▶ [WORK INSTRUCTIONS] Lines holding the string "they" are the ones to copy from this listing.

[Data excerpts]

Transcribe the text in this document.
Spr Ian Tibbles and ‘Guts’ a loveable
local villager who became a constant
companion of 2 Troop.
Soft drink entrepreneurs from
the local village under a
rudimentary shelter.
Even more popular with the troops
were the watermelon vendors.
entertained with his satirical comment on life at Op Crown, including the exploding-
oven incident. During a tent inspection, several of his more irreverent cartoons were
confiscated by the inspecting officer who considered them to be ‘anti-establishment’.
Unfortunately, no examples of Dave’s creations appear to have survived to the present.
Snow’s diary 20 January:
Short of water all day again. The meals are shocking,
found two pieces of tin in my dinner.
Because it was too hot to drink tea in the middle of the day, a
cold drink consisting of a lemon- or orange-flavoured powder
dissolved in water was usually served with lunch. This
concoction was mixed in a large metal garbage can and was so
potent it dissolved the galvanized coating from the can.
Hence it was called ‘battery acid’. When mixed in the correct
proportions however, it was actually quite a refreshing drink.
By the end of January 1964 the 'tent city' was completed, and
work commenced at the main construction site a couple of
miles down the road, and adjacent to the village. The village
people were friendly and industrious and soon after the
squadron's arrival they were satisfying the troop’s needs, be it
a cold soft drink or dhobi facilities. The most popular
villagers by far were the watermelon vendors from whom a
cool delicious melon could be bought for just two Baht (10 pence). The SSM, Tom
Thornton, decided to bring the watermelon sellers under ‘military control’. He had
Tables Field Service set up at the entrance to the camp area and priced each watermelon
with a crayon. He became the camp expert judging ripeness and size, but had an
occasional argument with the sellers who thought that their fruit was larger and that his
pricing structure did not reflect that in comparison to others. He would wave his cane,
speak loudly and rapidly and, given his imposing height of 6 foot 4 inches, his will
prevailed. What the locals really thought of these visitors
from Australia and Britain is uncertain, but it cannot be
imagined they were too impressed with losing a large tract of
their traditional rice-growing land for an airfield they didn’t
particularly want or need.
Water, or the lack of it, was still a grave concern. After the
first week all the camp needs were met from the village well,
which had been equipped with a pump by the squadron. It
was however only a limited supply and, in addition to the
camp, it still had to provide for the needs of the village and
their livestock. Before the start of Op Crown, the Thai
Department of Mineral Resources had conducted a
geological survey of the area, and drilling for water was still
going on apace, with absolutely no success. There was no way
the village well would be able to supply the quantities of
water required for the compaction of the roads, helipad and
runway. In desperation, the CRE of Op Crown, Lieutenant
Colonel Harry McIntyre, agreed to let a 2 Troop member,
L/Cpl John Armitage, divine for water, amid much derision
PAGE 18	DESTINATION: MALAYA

▶ [TASK RESPONSE]
squadron's arrival they were satisfying the troop’s needs, be it
imagined they were too impressed with losing a large tract of
their traditional rice-growing land for an airfield they didn’t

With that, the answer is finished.